● Required task
Copy whichever lines contain the string "years".

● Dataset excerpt
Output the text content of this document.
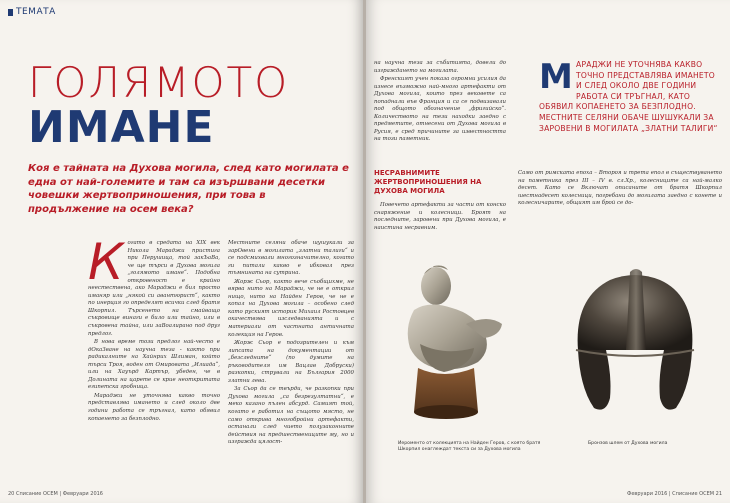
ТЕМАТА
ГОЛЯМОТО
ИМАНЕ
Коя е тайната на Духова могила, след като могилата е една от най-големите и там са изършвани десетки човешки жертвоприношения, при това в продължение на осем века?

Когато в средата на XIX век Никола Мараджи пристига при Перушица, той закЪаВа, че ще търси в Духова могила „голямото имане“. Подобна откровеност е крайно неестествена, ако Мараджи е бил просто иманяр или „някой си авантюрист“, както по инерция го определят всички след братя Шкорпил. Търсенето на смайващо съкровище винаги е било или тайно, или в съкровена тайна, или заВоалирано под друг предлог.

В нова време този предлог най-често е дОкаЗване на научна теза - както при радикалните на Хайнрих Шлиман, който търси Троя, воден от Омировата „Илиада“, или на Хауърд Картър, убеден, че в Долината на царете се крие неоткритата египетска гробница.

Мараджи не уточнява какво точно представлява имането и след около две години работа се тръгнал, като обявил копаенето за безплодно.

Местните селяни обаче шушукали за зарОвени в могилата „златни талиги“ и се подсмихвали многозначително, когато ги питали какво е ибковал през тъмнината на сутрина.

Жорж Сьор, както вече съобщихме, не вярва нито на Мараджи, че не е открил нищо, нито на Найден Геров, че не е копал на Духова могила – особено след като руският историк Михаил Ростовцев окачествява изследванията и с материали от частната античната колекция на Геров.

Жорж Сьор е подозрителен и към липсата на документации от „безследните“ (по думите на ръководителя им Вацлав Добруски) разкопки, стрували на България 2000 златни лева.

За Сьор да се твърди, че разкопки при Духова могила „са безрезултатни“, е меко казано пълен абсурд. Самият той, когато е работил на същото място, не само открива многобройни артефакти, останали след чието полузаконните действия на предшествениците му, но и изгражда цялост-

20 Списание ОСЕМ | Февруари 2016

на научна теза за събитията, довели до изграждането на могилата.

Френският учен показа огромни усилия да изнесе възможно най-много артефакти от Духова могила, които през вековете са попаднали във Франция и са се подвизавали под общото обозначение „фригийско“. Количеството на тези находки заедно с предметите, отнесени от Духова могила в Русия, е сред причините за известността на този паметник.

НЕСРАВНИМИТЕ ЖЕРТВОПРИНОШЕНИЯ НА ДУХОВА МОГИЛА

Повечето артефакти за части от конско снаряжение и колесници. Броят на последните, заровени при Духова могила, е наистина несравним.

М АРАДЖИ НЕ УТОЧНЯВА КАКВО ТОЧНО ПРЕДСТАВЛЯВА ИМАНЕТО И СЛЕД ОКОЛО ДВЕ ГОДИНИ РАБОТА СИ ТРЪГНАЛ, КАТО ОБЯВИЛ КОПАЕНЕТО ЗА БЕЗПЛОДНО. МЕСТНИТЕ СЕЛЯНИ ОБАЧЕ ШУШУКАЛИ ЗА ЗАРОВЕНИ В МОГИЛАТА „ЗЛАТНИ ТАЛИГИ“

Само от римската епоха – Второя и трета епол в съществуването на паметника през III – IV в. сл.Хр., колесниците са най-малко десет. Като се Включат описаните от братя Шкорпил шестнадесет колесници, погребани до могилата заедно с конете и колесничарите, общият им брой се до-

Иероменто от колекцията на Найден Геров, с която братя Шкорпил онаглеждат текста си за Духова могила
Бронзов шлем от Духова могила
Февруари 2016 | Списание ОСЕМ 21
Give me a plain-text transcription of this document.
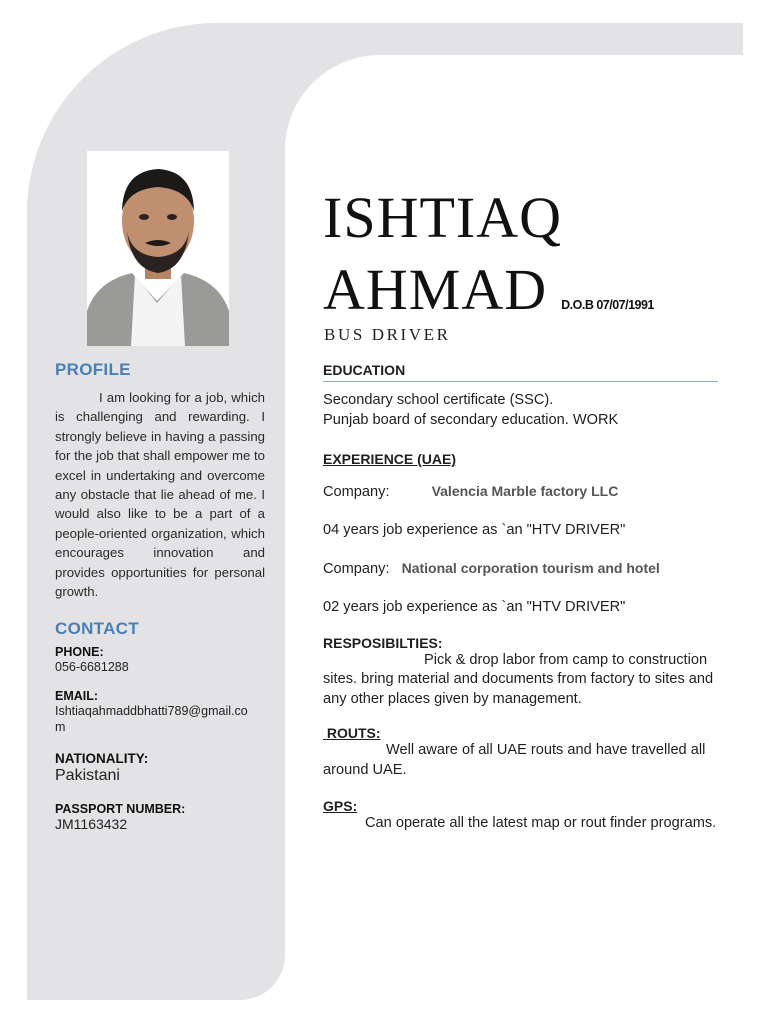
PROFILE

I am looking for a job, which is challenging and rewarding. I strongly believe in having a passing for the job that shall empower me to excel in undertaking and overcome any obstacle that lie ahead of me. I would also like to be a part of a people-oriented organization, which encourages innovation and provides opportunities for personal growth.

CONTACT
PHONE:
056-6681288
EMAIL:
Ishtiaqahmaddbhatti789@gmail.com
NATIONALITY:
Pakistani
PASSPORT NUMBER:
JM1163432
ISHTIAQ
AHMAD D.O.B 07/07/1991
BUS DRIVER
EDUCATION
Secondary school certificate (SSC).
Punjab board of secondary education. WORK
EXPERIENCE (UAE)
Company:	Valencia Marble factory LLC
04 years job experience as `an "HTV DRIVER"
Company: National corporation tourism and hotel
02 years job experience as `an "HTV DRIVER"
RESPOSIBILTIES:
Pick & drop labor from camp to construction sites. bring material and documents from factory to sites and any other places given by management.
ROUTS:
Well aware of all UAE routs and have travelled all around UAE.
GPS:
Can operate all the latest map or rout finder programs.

● In response
04 years job experience as `an "HTV DRIVER"
02 years job experience as `an "HTV DRIVER"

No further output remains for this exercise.